* begin Record extracts *

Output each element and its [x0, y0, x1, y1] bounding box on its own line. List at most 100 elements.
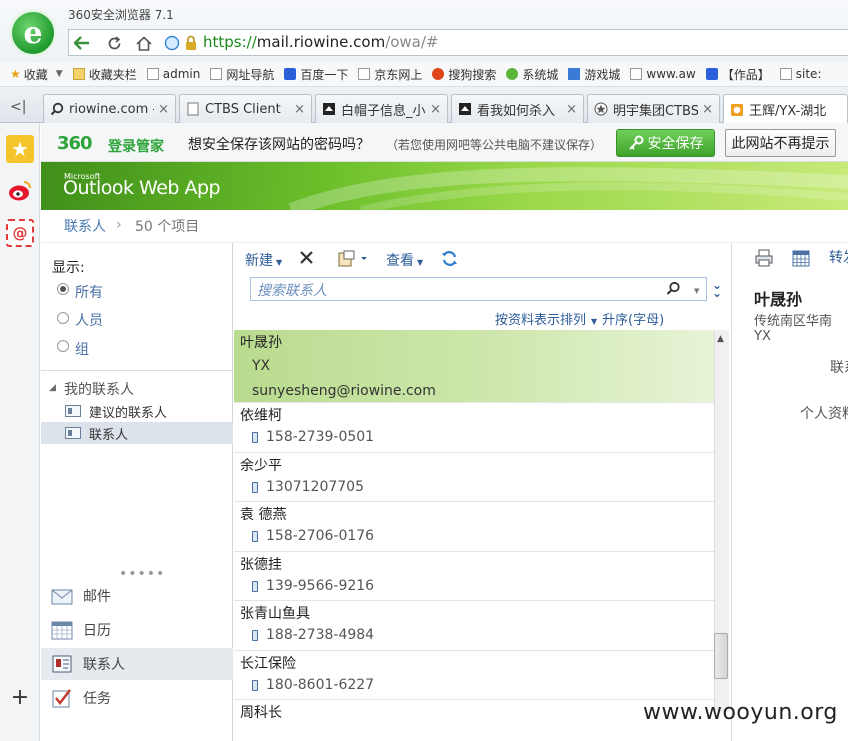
contact-phone: 180-8601-6227 [252, 677, 374, 693]
bookmark-sogou[interactable]: 搜狗搜索 [432, 66, 496, 83]
bookmark-works[interactable]: 【作品】 [705, 66, 770, 83]
page-icon [630, 68, 643, 80]
tab-riowine[interactable]: riowine.com - × [43, 94, 176, 123]
filter-people-radio[interactable] [57, 312, 69, 324]
filter-all-radio[interactable] [57, 283, 69, 295]
game-icon [568, 68, 581, 80]
tab-baimaozi[interactable]: 白帽子信息_小 × [315, 94, 448, 123]
security-shield-icon[interactable] [164, 35, 200, 55]
page-icon [146, 68, 159, 80]
close-icon[interactable]: × [702, 102, 713, 117]
calendar-grid-icon[interactable] [792, 249, 810, 271]
reading-contact-link[interactable]: 联系 [830, 357, 848, 377]
close-icon[interactable]: × [158, 102, 169, 117]
tab-label: CTBS Client [205, 101, 281, 117]
never-remind-button[interactable]: 此网站不再提示 [725, 129, 836, 157]
browser-title: 360安全浏览器 7.1 [68, 8, 174, 22]
scrollbar-thumb[interactable] [714, 633, 728, 679]
contact-row[interactable]: 余少平 13071207705 [234, 453, 716, 502]
module-tasks[interactable]: 任务 [41, 682, 233, 714]
save-password-hint: （若您使用网吧等公共电脑不建议保存） [386, 138, 603, 152]
contact-phone: 158-2706-0176 [252, 528, 374, 544]
safe-save-button[interactable]: 安全保存 [616, 129, 715, 157]
sogou-icon [432, 68, 445, 80]
module-mail[interactable]: 邮件 [41, 580, 233, 612]
breadcrumb-contacts[interactable]: 联系人 [64, 216, 106, 236]
sync-icon[interactable] [441, 250, 458, 271]
url-text[interactable]: https://mail.riowine.com/owa/# [203, 33, 439, 51]
filter-all-label[interactable]: 所有 [75, 282, 103, 302]
contact-company: YX [252, 358, 271, 374]
contact-name: 周科长 [240, 705, 282, 721]
bookmark-youxicheng[interactable]: 游戏城 [568, 66, 620, 83]
folder-contacts[interactable]: 联系人 [41, 422, 233, 444]
home-icon[interactable] [134, 33, 154, 53]
delete-icon[interactable] [298, 249, 315, 270]
view-menu[interactable]: 查看 ▼ [386, 250, 423, 270]
module-contacts[interactable]: 联系人 [41, 648, 233, 680]
collapse-triangle-icon[interactable]: ◢ [49, 383, 56, 393]
filter-groups-radio[interactable] [57, 340, 69, 352]
folder-icon [72, 68, 85, 80]
browser-logo[interactable]: e [9, 9, 57, 57]
sort-label: 按资料表示排列 [495, 313, 587, 328]
folder-label: 建议的联系人 [89, 405, 168, 421]
sort-order-toggle[interactable]: 升序(字母) [602, 309, 664, 328]
browser-sidebar: ★ @ + [0, 123, 40, 741]
contact-row-selected[interactable]: 叶晟孙 YX sunyesheng@riowine.com [234, 330, 716, 403]
module-calendar[interactable]: 日历 [41, 614, 233, 646]
refresh-icon[interactable] [104, 33, 124, 53]
tab-ctbs-client[interactable]: CTBS Client × [179, 94, 312, 123]
filter-groups-label[interactable]: 组 [75, 339, 89, 359]
bookmark-favorites[interactable]: ★ 收藏 ▼ [10, 66, 63, 83]
move-copy-icon[interactable] [338, 250, 370, 271]
contact-row[interactable]: 张青山鱼具 188-2738-4984 [234, 601, 716, 651]
close-icon[interactable]: × [294, 102, 305, 117]
dropdown-arrow-icon: ▼ [591, 317, 598, 326]
filter-people-label[interactable]: 人员 [75, 310, 103, 330]
close-icon[interactable]: × [566, 102, 577, 117]
bookmark-xitongcheng[interactable]: 系统城 [506, 66, 558, 83]
tasks-icon [52, 689, 71, 708]
tab-label: riowine.com - [69, 101, 155, 117]
show-label: 显示: [52, 260, 85, 276]
expand-search-icon[interactable]: ⌄ ⌄ [712, 279, 722, 299]
back-icon[interactable] [72, 33, 92, 53]
tab-wanghui-active[interactable]: 王辉/YX-湖北 [723, 94, 848, 124]
new-menu[interactable]: 新建 ▼ [245, 250, 282, 270]
contact-row[interactable]: 依维柯 158-2739-0501 [234, 403, 716, 453]
email-at-icon[interactable]: @ [6, 219, 34, 247]
folder-label: 联系人 [89, 427, 129, 443]
bookmark-site[interactable]: site: [779, 67, 821, 81]
bookmark-jd[interactable]: 京东网上 [358, 66, 422, 83]
my-contacts-group[interactable]: 我的联系人 [64, 379, 134, 399]
outlook-icon [731, 103, 743, 116]
scroll-up-icon[interactable]: ▲ [717, 334, 724, 344]
favorites-star-icon[interactable]: ★ [6, 135, 34, 163]
tab-kanwo[interactable]: 看我如何杀入 × [451, 94, 584, 123]
contact-row[interactable]: 张德挂 139-9566-9216 [234, 552, 716, 601]
search-icon[interactable] [666, 281, 681, 300]
bookmark-folder[interactable]: 收藏夹栏 [72, 66, 137, 83]
bookmark-nav[interactable]: 网址导航 [210, 66, 274, 83]
contact-phone: 139-9566-9216 [252, 578, 374, 594]
add-icon[interactable]: + [6, 683, 34, 711]
close-icon[interactable]: × [430, 102, 441, 117]
folder-suggested-contacts[interactable]: 建议的联系人 [41, 400, 233, 422]
weibo-icon[interactable] [6, 177, 34, 205]
search-options-arrow-icon[interactable]: ▼ [694, 287, 699, 295]
bookmark-baidu[interactable]: 百度一下 [284, 66, 348, 83]
sort-by-menu[interactable]: 按资料表示排列 ▼ [495, 309, 597, 328]
contact-row[interactable]: 长江保险 180-8601-6227 [234, 651, 716, 700]
bookmark-admin[interactable]: admin [146, 67, 200, 81]
dropdown-arrow-icon: ▼ [276, 258, 283, 267]
reading-profile-link[interactable]: 个人资料 [800, 403, 848, 423]
forward-action[interactable]: 转发 [829, 247, 848, 267]
print-icon[interactable] [755, 249, 773, 271]
bookmark-www-aw[interactable]: www.aw [630, 67, 696, 81]
contact-name: 张青山鱼具 [240, 606, 310, 622]
contact-row[interactable]: 袁 德燕 158-2706-0176 [234, 502, 716, 552]
tab-mingyu[interactable]: 明宇集团CTBS × [587, 94, 720, 123]
tab-label: 看我如何杀入 [477, 103, 556, 119]
tab-scroll-left-icon[interactable]: <| [10, 99, 26, 115]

* end Record extracts *

* [Exercise requirements] Extract everything from the line containing "contact-phone: 180-8601-6227 [252, 677, 374, 693]" down to the line containing "close-icon[interactable]: × [702, 102, 713, 117]", repeating each line exactly as it appears in the material.

* [Solution to the problem]
contact-phone: 180-8601-6227 [252, 677, 374, 693]
bookmark-sogou[interactable]: 搜狗搜索 [432, 66, 496, 83]
bookmark-works[interactable]: 【作品】 [705, 66, 770, 83]
page-icon [630, 68, 643, 80]
tab-riowine[interactable]: riowine.com - × [43, 94, 176, 123]
filter-people-radio[interactable] [57, 312, 69, 324]
filter-all-radio[interactable] [57, 283, 69, 295]
game-icon [568, 68, 581, 80]
tab-baimaozi[interactable]: 白帽子信息_小 × [315, 94, 448, 123]
security-shield-icon[interactable] [164, 35, 200, 55]
page-icon [146, 68, 159, 80]
close-icon[interactable]: × [702, 102, 713, 117]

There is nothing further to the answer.